Write the material out again exactly as it stands.

## DATA RECORDS
⁂

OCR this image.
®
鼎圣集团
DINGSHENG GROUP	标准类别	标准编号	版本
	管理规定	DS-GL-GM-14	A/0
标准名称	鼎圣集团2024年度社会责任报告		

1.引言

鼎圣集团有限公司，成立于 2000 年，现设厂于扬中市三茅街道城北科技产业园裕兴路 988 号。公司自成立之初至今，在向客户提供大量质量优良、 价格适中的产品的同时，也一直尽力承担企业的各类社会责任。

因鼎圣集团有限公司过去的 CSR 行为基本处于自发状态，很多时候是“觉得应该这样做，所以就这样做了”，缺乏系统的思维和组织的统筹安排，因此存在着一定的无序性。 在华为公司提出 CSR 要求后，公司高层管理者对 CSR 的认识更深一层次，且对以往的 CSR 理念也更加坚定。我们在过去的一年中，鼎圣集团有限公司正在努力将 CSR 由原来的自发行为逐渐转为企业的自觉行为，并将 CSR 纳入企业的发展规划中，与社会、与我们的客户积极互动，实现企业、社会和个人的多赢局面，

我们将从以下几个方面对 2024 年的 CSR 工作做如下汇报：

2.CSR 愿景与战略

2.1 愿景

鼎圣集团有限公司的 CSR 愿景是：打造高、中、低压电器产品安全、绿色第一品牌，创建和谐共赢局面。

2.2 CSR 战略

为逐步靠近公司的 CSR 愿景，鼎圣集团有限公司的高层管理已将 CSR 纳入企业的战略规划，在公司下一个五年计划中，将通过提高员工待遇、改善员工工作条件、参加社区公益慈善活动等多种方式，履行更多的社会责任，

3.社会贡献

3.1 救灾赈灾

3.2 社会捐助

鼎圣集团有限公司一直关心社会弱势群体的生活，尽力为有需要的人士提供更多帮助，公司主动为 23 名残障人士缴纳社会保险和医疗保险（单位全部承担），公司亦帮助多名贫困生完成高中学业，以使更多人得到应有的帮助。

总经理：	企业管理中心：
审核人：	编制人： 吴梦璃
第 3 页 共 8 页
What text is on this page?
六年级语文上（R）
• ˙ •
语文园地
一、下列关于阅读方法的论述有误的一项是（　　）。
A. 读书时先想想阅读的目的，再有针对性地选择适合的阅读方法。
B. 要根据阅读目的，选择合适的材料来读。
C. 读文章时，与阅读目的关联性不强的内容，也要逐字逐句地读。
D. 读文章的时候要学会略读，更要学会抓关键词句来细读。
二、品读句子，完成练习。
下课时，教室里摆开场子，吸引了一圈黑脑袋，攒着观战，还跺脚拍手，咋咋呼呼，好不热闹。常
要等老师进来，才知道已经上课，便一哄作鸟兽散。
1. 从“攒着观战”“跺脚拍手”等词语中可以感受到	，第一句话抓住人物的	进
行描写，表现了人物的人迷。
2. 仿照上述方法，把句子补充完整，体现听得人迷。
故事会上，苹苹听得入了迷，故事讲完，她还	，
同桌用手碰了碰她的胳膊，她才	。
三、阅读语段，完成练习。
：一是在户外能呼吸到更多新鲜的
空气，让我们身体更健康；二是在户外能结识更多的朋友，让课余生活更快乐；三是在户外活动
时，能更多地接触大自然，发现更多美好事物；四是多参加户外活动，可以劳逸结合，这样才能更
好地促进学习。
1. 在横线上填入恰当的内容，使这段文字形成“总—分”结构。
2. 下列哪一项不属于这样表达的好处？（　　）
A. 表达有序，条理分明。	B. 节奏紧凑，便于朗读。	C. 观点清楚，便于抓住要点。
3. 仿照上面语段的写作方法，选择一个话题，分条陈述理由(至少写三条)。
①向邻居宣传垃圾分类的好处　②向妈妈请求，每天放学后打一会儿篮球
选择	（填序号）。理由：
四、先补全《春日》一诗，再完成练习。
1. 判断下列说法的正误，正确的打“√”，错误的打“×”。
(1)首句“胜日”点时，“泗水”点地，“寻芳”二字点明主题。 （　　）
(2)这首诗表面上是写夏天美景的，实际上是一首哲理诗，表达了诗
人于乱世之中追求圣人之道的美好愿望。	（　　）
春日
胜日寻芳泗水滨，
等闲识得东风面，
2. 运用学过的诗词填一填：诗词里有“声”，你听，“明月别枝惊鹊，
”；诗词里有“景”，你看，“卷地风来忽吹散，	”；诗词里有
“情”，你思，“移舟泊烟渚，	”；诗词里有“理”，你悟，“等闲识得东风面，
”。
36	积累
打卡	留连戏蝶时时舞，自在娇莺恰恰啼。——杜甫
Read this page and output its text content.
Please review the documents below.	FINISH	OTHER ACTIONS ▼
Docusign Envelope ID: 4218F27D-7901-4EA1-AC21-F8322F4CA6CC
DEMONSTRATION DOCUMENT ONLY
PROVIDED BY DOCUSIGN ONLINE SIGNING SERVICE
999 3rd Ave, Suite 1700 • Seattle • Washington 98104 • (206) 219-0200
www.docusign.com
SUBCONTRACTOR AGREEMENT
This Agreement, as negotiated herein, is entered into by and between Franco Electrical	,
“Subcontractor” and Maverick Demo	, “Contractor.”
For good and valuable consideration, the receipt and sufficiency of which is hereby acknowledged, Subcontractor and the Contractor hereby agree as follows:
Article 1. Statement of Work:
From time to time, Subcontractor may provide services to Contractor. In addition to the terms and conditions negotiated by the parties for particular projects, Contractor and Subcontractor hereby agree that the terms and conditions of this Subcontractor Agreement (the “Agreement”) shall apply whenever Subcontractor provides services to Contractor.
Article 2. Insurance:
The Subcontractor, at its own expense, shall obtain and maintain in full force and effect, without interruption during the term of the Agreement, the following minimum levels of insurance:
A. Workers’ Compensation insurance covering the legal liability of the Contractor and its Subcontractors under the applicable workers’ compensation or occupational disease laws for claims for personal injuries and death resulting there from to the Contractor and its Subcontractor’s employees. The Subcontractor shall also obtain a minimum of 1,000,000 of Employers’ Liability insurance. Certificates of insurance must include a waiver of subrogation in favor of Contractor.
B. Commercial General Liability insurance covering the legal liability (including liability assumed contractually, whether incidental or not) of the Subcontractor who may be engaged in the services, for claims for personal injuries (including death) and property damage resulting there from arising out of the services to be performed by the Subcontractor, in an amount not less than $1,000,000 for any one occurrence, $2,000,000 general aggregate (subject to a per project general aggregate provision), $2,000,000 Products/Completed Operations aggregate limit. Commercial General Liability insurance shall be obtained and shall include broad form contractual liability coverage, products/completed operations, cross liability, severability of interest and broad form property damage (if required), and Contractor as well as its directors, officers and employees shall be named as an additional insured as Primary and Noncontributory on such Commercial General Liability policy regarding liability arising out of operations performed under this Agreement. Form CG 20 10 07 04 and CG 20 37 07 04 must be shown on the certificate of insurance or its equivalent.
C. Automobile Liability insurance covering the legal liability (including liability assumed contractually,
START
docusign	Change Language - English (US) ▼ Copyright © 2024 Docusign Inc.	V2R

⁂

## EXPECTED ANSWER
OCR this image.
®
鼎圣集团
DINGSHENG GROUP	标准类别	标准编号	版本
	管理规定	DS-GL-GM-14	A/0
标准名称	鼎圣集团2024年度社会责任报告		

1.引言

鼎圣集团有限公司，成立于 2000 年，现设厂于扬中市三茅街道城北科技产业园裕兴路 988 号。公司自成立之初至今，在向客户提供大量质量优良、 价格适中的产品的同时，也一直尽力承担企业的各类社会责任。

因鼎圣集团有限公司过去的 CSR 行为基本处于自发状态，很多时候是“觉得应该这样做，所以就这样做了”，缺乏系统的思维和组织的统筹安排，因此存在着一定的无序性。 在华为公司提出 CSR 要求后，公司高层管理者对 CSR 的认识更深一层次，且对以往的 CSR 理念也更加坚定。我们在过去的一年中，鼎圣集团有限公司正在努力将 CSR 由原来的自发行为逐渐转为企业的自觉行为，并将 CSR 纳入企业的发展规划中，与社会、与我们的客户积极互动，实现企业、社会和个人的多赢局面，

我们将从以下几个方面对 2024 年的 CSR 工作做如下汇报：

2.CSR 愿景与战略

2.1 愿景

鼎圣集团有限公司的 CSR 愿景是：打造高、中、低压电器产品安全、绿色第一品牌，创建和谐共赢局面。

2.2 CSR 战略

为逐步靠近公司的 CSR 愿景，鼎圣集团有限公司的高层管理已将 CSR 纳入企业的战略规划，在公司下一个五年计划中，将通过提高员工待遇、改善员工工作条件、参加社区公益慈善活动等多种方式，履行更多的社会责任，

3.社会贡献

3.1 救灾赈灾

3.2 社会捐助

鼎圣集团有限公司一直关心社会弱势群体的生活，尽力为有需要的人士提供更多帮助，公司主动为 23 名残障人士缴纳社会保险和医疗保险（单位全部承担），公司亦帮助多名贫困生完成高中学业，以使更多人得到应有的帮助。

总经理：	企业管理中心：
审核人：	编制人： 吴梦璃
第 3 页 共 8 页
What text is on this page?
六年级语文上（R）
• ˙ •
语文园地
一、下列关于阅读方法的论述有误的一项是（　　）。
A. 读书时先想想阅读的目的，再有针对性地选择适合的阅读方法。
B. 要根据阅读目的，选择合适的材料来读。
C. 读文章时，与阅读目的关联性不强的内容，也要逐字逐句地读。
D. 读文章的时候要学会略读，更要学会抓关键词句来细读。
二、品读句子，完成练习。
下课时，教室里摆开场子，吸引了一圈黑脑袋，攒着观战，还跺脚拍手，咋咋呼呼，好不热闹。常
要等老师进来，才知道已经上课，便一哄作鸟兽散。
1. 从“攒着观战”“跺脚拍手”等词语中可以感受到	，第一句话抓住人物的	进
行描写，表现了人物的人迷。
2. 仿照上述方法，把句子补充完整，体现听得人迷。
故事会上，苹苹听得入了迷，故事讲完，她还	，
同桌用手碰了碰她的胳膊，她才	。
三、阅读语段，完成练习。
：一是在户外能呼吸到更多新鲜的
空气，让我们身体更健康；二是在户外能结识更多的朋友，让课余生活更快乐；三是在户外活动
时，能更多地接触大自然，发现更多美好事物；四是多参加户外活动，可以劳逸结合，这样才能更
好地促进学习。
1. 在横线上填入恰当的内容，使这段文字形成“总—分”结构。
2. 下列哪一项不属于这样表达的好处？（　　）
A. 表达有序，条理分明。	B. 节奏紧凑，便于朗读。	C. 观点清楚，便于抓住要点。
3. 仿照上面语段的写作方法，选择一个话题，分条陈述理由(至少写三条)。
①向邻居宣传垃圾分类的好处　②向妈妈请求，每天放学后打一会儿篮球
选择	（填序号）。理由：
四、先补全《春日》一诗，再完成练习。
1. 判断下列说法的正误，正确的打“√”，错误的打“×”。
(1)首句“胜日”点时，“泗水”点地，“寻芳”二字点明主题。 （　　）
(2)这首诗表面上是写夏天美景的，实际上是一首哲理诗，表达了诗
人于乱世之中追求圣人之道的美好愿望。	（　　）
春日
胜日寻芳泗水滨，
等闲识得东风面，
2. 运用学过的诗词填一填：诗词里有“声”，你听，“明月别枝惊鹊，
”；诗词里有“景”，你看，“卷地风来忽吹散，	”；诗词里有
“情”，你思，“移舟泊烟渚，	”；诗词里有“理”，你悟，“等闲识得东风面，
”。
36	积累
打卡	留连戏蝶时时舞，自在娇莺恰恰啼。——杜甫
Read this page and output its text content.
Please review the documents below.	FINISH	OTHER ACTIONS ▼
Docusign Envelope ID: 4218F27D-7901-4EA1-AC21-F8322F4CA6CC
DEMONSTRATION DOCUMENT ONLY
PROVIDED BY DOCUSIGN ONLINE SIGNING SERVICE
999 3rd Ave, Suite 1700 • Seattle • Washington 98104 • (206) 219-0200
www.docusign.com
SUBCONTRACTOR AGREEMENT
This Agreement, as negotiated herein, is entered into by and between Franco Electrical	,
“Subcontractor” and Maverick Demo	, “Contractor.”
For good and valuable consideration, the receipt and sufficiency of which is hereby acknowledged, Subcontractor and the Contractor hereby agree as follows:
Article 1. Statement of Work:
From time to time, Subcontractor may provide services to Contractor. In addition to the terms and conditions negotiated by the parties for particular projects, Contractor and Subcontractor hereby agree that the terms and conditions of this Subcontractor Agreement (the “Agreement”) shall apply whenever Subcontractor provides services to Contractor.
Article 2. Insurance:
The Subcontractor, at its own expense, shall obtain and maintain in full force and effect, without interruption during the term of the Agreement, the following minimum levels of insurance:
A. Workers’ Compensation insurance covering the legal liability of the Contractor and its Subcontractors under the applicable workers’ compensation or occupational disease laws for claims for personal injuries and death resulting there from to the Contractor and its Subcontractor’s employees. The Subcontractor shall also obtain a minimum of 1,000,000 of Employers’ Liability insurance. Certificates of insurance must include a waiver of subrogation in favor of Contractor.
B. Commercial General Liability insurance covering the legal liability (including liability assumed contractually, whether incidental or not) of the Subcontractor who may be engaged in the services, for claims for personal injuries (including death) and property damage resulting there from arising out of the services to be performed by the Subcontractor, in an amount not less than $1,000,000 for any one occurrence, $2,000,000 general aggregate (subject to a per project general aggregate provision), $2,000,000 Products/Completed Operations aggregate limit. Commercial General Liability insurance shall be obtained and shall include broad form contractual liability coverage, products/completed operations, cross liability, severability of interest and broad form property damage (if required), and Contractor as well as its directors, officers and employees shall be named as an additional insured as Primary and Noncontributory on such Commercial General Liability policy regarding liability arising out of operations performed under this Agreement. Form CG 20 10 07 04 and CG 20 37 07 04 must be shown on the certificate of insurance or its equivalent.
C. Automobile Liability insurance covering the legal liability (including liability assumed contractually,
START
docusign	Change Language - English (US) ▼ Copyright © 2024 Docusign Inc.	V2R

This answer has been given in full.